### Given problem
Copy out the lines from the first one through the one holding "- content-column: [503, 92, 767, 855]", including both.
□ □ □ □ □
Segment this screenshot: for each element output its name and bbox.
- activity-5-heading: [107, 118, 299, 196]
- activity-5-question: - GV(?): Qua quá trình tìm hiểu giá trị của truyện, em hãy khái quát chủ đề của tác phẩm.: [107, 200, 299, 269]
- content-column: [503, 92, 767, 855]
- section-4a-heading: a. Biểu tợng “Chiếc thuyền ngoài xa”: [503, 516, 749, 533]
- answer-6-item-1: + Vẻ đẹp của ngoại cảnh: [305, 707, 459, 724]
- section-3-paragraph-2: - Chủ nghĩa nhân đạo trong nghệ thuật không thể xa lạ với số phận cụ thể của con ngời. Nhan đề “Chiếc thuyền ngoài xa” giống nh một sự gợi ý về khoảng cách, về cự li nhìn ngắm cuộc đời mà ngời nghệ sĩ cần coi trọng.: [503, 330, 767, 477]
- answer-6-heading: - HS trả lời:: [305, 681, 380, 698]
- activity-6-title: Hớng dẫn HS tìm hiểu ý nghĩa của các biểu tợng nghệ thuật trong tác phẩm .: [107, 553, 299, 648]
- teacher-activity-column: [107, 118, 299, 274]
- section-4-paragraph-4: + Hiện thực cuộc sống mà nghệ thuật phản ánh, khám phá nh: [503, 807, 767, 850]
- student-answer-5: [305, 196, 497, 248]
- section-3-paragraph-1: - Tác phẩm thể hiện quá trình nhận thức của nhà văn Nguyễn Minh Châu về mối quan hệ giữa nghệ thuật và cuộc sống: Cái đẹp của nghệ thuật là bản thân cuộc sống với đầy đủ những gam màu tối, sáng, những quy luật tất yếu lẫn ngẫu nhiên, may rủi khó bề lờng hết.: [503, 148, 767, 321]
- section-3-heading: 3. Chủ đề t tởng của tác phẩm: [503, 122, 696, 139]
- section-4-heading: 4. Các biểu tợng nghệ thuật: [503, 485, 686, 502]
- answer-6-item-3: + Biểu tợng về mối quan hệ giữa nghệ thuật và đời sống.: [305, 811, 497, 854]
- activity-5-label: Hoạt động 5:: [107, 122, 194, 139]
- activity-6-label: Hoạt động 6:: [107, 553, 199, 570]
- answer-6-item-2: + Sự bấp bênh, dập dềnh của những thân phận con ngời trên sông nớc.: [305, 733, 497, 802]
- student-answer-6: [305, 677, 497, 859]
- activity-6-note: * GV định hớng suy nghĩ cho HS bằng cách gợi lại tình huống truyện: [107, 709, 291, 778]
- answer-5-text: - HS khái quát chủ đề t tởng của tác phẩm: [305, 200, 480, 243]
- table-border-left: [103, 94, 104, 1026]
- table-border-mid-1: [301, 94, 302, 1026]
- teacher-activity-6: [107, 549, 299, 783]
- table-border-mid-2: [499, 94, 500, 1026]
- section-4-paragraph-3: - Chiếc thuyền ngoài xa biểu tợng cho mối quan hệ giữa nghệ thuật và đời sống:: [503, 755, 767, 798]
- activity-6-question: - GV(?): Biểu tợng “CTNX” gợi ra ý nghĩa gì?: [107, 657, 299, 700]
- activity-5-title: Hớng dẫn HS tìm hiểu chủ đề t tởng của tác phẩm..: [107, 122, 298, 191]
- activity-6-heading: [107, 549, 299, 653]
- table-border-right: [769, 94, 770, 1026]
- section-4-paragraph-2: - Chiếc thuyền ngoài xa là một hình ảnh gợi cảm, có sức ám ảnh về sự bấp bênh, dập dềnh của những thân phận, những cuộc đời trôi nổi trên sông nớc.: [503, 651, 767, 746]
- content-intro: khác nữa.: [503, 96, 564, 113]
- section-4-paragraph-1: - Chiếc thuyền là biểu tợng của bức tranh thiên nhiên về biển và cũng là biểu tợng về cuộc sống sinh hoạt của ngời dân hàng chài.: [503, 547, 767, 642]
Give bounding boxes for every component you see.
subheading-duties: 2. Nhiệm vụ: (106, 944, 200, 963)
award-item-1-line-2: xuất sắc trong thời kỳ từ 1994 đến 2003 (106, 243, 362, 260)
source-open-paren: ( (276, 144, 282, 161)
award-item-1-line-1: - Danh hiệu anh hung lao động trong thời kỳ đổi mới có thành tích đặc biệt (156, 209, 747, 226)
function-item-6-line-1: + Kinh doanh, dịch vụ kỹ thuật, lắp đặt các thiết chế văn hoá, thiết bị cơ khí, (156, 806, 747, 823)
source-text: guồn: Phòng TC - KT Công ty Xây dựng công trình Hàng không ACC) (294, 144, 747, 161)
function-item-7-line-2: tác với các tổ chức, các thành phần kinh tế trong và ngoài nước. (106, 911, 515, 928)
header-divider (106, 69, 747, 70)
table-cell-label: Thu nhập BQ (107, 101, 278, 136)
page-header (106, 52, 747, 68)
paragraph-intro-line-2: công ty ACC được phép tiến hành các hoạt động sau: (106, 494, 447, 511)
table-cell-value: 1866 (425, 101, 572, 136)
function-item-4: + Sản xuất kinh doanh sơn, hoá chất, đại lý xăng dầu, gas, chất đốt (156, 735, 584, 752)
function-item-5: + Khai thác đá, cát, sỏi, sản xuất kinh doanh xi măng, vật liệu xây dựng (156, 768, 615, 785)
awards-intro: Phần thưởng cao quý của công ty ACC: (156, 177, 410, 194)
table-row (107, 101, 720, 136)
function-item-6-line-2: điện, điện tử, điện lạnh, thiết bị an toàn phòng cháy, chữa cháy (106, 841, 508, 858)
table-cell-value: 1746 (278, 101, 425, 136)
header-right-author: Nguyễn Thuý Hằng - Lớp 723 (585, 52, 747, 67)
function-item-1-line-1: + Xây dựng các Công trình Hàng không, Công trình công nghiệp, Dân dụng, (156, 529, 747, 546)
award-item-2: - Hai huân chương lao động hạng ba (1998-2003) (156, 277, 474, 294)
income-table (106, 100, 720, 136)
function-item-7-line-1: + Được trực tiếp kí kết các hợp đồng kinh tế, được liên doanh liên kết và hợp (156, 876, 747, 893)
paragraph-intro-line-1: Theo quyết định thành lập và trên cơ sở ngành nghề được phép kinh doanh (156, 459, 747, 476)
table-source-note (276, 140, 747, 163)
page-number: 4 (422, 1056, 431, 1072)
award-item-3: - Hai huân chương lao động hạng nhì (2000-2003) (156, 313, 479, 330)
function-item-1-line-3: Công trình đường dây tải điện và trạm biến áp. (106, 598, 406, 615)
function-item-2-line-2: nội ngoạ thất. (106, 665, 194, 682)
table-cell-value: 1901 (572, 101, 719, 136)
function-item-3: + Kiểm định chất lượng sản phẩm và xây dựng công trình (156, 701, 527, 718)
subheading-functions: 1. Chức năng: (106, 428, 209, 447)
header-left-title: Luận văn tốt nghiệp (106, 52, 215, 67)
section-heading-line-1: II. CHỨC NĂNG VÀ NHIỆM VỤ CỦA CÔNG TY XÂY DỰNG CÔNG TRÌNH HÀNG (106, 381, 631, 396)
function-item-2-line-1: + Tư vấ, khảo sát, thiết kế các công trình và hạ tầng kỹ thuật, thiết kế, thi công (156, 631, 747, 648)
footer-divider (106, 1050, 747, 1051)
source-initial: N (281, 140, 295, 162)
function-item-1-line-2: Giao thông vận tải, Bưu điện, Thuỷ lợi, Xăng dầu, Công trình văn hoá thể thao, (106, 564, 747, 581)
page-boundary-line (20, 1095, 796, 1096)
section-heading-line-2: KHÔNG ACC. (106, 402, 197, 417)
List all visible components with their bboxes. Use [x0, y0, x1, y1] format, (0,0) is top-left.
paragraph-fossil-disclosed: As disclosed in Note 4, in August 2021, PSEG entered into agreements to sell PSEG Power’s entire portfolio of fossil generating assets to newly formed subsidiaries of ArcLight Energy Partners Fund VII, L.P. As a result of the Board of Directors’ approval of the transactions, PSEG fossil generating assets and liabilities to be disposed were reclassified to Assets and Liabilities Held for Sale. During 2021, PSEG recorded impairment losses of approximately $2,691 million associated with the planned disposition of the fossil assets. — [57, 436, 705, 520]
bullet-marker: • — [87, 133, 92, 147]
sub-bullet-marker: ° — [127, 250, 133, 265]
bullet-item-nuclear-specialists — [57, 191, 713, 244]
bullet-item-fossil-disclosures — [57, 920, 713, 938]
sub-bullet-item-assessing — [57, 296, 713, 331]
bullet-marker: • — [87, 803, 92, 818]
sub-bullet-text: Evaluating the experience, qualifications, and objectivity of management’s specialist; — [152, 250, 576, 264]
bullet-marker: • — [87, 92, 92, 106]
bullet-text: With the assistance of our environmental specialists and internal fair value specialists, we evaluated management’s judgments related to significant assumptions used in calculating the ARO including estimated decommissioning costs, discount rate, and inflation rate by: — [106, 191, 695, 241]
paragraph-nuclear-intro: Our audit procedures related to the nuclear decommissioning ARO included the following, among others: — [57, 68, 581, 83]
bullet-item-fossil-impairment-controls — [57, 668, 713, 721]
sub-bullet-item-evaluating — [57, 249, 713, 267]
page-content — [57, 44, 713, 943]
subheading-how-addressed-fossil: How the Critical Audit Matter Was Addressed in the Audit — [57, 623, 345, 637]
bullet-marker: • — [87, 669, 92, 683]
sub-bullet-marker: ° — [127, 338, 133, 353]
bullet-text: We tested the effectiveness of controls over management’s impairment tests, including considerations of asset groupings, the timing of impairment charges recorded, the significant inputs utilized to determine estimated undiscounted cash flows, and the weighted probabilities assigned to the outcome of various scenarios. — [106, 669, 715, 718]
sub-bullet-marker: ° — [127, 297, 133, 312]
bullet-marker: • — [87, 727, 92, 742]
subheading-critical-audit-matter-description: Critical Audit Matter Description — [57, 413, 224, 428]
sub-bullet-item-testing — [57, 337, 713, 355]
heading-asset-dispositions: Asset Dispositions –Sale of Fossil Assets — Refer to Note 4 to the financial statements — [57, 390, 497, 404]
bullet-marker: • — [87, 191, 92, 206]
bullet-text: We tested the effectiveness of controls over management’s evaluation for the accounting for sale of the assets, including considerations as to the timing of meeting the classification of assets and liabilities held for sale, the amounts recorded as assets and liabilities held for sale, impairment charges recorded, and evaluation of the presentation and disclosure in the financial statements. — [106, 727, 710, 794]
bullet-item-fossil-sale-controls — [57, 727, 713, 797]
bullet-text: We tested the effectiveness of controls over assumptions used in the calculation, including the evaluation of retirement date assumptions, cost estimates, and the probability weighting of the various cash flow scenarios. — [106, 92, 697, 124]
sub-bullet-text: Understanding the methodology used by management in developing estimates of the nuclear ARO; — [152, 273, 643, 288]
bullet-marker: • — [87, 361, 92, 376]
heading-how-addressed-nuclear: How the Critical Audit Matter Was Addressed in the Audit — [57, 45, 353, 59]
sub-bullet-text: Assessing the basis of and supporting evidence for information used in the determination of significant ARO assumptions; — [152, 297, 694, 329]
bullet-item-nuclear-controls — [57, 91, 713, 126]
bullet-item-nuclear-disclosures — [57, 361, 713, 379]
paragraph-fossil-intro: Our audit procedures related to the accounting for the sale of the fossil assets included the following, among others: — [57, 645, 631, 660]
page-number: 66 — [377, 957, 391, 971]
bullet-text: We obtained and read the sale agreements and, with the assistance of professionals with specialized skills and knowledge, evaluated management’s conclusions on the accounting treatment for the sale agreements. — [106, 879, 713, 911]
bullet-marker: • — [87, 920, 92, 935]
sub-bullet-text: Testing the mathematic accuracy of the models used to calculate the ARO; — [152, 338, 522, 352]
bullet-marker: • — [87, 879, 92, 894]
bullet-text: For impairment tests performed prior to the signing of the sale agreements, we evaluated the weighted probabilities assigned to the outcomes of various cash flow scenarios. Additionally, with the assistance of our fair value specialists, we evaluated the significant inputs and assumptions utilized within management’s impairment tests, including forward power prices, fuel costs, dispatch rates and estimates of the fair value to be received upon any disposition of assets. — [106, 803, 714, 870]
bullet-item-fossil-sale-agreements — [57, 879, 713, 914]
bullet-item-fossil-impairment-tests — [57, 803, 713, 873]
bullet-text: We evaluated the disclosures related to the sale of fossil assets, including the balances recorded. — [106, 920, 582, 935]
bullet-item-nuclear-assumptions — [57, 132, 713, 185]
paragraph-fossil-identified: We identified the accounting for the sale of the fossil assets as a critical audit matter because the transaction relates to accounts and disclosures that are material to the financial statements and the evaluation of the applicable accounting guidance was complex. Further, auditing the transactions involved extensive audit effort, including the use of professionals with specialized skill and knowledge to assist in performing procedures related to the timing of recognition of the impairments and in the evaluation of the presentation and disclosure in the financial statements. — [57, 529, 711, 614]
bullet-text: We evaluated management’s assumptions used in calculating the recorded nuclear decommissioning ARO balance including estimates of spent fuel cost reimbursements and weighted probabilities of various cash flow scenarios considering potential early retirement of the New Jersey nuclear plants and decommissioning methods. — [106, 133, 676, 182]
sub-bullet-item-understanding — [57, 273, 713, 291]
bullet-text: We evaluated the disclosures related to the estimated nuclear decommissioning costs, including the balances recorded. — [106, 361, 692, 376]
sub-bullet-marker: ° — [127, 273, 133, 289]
□ □ □ □ □
### Full output
Segment this screenshot: for each element output its name and bbox.
- activity-5-heading: [107, 118, 299, 196]
- activity-5-question: - GV(?): Qua quá trình tìm hiểu giá trị của truyện, em hãy khái quát chủ đề của tác phẩm.: [107, 200, 299, 269]
- content-column: [503, 92, 767, 855]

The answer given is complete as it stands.